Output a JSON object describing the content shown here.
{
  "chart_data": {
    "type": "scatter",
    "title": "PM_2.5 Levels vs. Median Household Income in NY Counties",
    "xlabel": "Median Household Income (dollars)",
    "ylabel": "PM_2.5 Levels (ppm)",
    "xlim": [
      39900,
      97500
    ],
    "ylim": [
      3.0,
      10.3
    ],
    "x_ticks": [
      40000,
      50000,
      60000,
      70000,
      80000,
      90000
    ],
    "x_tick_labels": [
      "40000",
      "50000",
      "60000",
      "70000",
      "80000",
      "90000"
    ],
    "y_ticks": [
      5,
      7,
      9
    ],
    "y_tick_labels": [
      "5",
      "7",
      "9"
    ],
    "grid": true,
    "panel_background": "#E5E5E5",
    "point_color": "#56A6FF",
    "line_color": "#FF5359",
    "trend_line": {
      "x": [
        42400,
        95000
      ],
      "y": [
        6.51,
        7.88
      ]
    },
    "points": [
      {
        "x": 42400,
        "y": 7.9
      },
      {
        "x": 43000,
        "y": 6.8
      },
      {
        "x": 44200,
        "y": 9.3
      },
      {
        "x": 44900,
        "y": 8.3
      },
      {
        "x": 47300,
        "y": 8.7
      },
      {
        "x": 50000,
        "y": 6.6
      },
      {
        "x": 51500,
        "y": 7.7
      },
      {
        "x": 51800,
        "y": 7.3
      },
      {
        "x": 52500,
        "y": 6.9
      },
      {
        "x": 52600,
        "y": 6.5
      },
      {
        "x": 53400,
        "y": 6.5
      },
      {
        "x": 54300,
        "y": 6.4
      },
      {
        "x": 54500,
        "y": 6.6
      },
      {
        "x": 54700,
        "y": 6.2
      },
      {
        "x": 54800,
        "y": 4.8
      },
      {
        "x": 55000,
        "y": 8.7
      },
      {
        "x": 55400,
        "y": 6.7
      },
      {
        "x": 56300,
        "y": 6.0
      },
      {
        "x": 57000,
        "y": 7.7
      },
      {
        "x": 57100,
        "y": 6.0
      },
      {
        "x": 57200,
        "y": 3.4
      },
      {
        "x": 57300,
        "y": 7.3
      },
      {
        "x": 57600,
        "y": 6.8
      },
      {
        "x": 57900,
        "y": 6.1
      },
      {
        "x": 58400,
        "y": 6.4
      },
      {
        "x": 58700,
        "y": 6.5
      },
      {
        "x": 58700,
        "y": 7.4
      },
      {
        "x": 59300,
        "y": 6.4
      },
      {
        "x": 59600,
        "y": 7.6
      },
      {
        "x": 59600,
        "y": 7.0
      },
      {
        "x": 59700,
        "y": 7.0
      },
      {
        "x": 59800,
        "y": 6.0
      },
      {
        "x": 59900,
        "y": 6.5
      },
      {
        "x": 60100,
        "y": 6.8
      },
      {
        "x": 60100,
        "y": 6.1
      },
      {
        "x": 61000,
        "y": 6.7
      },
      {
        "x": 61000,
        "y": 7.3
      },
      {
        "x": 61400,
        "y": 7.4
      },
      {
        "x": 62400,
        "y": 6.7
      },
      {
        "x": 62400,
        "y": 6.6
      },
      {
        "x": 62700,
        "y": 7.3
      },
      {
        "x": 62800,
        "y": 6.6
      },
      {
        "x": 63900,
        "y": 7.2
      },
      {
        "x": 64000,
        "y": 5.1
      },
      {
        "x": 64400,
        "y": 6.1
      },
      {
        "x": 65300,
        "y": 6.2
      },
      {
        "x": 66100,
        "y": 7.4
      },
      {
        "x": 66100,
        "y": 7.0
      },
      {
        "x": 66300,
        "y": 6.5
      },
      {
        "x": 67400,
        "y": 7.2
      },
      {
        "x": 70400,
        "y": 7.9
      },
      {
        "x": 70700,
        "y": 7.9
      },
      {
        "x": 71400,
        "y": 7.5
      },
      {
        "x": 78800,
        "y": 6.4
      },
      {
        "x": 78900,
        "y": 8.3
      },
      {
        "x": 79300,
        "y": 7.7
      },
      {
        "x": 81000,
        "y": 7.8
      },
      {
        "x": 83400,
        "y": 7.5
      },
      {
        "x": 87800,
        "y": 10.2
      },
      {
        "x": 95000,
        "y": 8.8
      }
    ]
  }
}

========================

● **OBJECTIVE**:
Your task is to gather all lines from the entries above that hold the word "Median".

● **FULL OUTPUT**:
    "title": "PM_2.5 Levels vs. Median Household Income in NY Counties",
    "xlabel": "Median Household Income (dollars)",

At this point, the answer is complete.